EXCERPTED DATA:
= = = =
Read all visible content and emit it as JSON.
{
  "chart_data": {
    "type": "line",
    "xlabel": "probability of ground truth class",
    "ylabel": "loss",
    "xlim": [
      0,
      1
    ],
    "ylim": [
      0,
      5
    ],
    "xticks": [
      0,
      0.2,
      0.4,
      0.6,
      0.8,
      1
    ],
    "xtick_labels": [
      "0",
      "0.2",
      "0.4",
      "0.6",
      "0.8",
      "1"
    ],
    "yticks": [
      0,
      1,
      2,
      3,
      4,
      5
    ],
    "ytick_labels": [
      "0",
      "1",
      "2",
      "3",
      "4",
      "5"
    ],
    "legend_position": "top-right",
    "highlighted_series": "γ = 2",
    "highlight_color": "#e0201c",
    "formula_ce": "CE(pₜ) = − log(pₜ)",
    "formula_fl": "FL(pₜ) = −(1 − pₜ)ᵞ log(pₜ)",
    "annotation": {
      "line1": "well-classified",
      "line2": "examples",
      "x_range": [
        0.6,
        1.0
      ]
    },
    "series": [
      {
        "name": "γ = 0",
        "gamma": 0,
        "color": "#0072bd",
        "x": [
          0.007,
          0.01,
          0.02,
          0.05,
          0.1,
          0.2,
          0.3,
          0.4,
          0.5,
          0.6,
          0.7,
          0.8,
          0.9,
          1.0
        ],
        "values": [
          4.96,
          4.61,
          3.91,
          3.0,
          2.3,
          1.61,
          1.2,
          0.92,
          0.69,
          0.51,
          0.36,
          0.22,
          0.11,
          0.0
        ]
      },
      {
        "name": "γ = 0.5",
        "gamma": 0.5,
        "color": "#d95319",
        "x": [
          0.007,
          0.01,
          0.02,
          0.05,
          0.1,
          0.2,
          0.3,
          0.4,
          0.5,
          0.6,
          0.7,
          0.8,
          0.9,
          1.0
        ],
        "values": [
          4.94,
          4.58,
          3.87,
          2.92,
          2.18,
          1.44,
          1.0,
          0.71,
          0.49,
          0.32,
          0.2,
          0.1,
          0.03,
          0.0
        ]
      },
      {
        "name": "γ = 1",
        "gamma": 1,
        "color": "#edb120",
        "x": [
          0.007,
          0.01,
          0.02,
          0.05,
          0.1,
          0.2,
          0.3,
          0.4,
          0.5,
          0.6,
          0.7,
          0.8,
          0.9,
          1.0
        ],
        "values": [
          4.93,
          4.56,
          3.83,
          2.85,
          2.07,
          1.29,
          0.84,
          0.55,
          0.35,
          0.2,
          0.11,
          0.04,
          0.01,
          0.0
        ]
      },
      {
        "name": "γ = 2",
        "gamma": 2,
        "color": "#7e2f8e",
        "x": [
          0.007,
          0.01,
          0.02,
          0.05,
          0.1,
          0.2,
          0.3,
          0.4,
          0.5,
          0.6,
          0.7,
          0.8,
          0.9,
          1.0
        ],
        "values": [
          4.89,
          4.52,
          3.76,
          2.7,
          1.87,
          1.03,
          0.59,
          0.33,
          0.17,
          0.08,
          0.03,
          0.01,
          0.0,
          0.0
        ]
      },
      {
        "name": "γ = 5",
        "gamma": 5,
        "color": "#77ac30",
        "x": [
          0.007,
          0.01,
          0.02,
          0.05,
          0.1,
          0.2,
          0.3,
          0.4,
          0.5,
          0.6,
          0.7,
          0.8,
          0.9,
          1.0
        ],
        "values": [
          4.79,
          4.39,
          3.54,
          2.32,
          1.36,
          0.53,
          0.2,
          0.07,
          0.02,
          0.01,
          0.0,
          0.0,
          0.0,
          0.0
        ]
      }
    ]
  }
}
= = = =
EXERCISE: Quote the whole listing above, leaving nothing out.

RESPONSE TO THIS EXERCISE:
Read all visible content and emit it as JSON.
{
  "chart_data": {
    "type": "line",
    "xlabel": "probability of ground truth class",
    "ylabel": "loss",
    "xlim": [
      0,
      1
    ],
    "ylim": [
      0,
      5
    ],
    "xticks": [
      0,
      0.2,
      0.4,
      0.6,
      0.8,
      1
    ],
    "xtick_labels": [
      "0",
      "0.2",
      "0.4",
      "0.6",
      "0.8",
      "1"
    ],
    "yticks": [
      0,
      1,
      2,
      3,
      4,
      5
    ],
    "ytick_labels": [
      "0",
      "1",
      "2",
      "3",
      "4",
      "5"
    ],
    "legend_position": "top-right",
    "highlighted_series": "γ = 2",
    "highlight_color": "#e0201c",
    "formula_ce": "CE(pₜ) = − log(pₜ)",
    "formula_fl": "FL(pₜ) = −(1 − pₜ)ᵞ log(pₜ)",
    "annotation": {
      "line1": "well-classified",
      "line2": "examples",
      "x_range": [
        0.6,
        1.0
      ]
    },
    "series": [
      {
        "name": "γ = 0",
        "gamma": 0,
        "color": "#0072bd",
        "x": [
          0.007,
          0.01,
          0.02,
          0.05,
          0.1,
          0.2,
          0.3,
          0.4,
          0.5,
          0.6,
          0.7,
          0.8,
          0.9,
          1.0
        ],
        "values": [
          4.96,
          4.61,
          3.91,
          3.0,
          2.3,
          1.61,
          1.2,
          0.92,
          0.69,
          0.51,
          0.36,
          0.22,
          0.11,
          0.0
        ]
      },
      {
        "name": "γ = 0.5",
        "gamma": 0.5,
        "color": "#d95319",
        "x": [
          0.007,
          0.01,
          0.02,
          0.05,
          0.1,
          0.2,
          0.3,
          0.4,
          0.5,
          0.6,
          0.7,
          0.8,
          0.9,
          1.0
        ],
        "values": [
          4.94,
          4.58,
          3.87,
          2.92,
          2.18,
          1.44,
          1.0,
          0.71,
          0.49,
          0.32,
          0.2,
          0.1,
          0.03,
          0.0
        ]
      },
      {
        "name": "γ = 1",
        "gamma": 1,
        "color": "#edb120",
        "x": [
          0.007,
          0.01,
          0.02,
          0.05,
          0.1,
          0.2,
          0.3,
          0.4,
          0.5,
          0.6,
          0.7,
          0.8,
          0.9,
          1.0
        ],
        "values": [
          4.93,
          4.56,
          3.83,
          2.85,
          2.07,
          1.29,
          0.84,
          0.55,
          0.35,
          0.2,
          0.11,
          0.04,
          0.01,
          0.0
        ]
      },
      {
        "name": "γ = 2",
        "gamma": 2,
        "color": "#7e2f8e",
        "x": [
          0.007,
          0.01,
          0.02,
          0.05,
          0.1,
          0.2,
          0.3,
          0.4,
          0.5,
          0.6,
          0.7,
          0.8,
          0.9,
          1.0
        ],
        "values": [
          4.89,
          4.52,
          3.76,
          2.7,
          1.87,
          1.03,
          0.59,
          0.33,
          0.17,
          0.08,
          0.03,
          0.01,
          0.0,
          0.0
        ]
      },
      {
        "name": "γ = 5",
        "gamma": 5,
        "color": "#77ac30",
        "x": [
          0.007,
          0.01,
          0.02,
          0.05,
          0.1,
          0.2,
          0.3,
          0.4,
          0.5,
          0.6,
          0.7,
          0.8,
          0.9,
          1.0
        ],
        "values": [
          4.79,
          4.39,
          3.54,
          2.32,
          1.36,
          0.53,
          0.2,
          0.07,
          0.02,
          0.01,
          0.0,
          0.0,
          0.0,
          0.0
        ]
      }
    ]
  }
}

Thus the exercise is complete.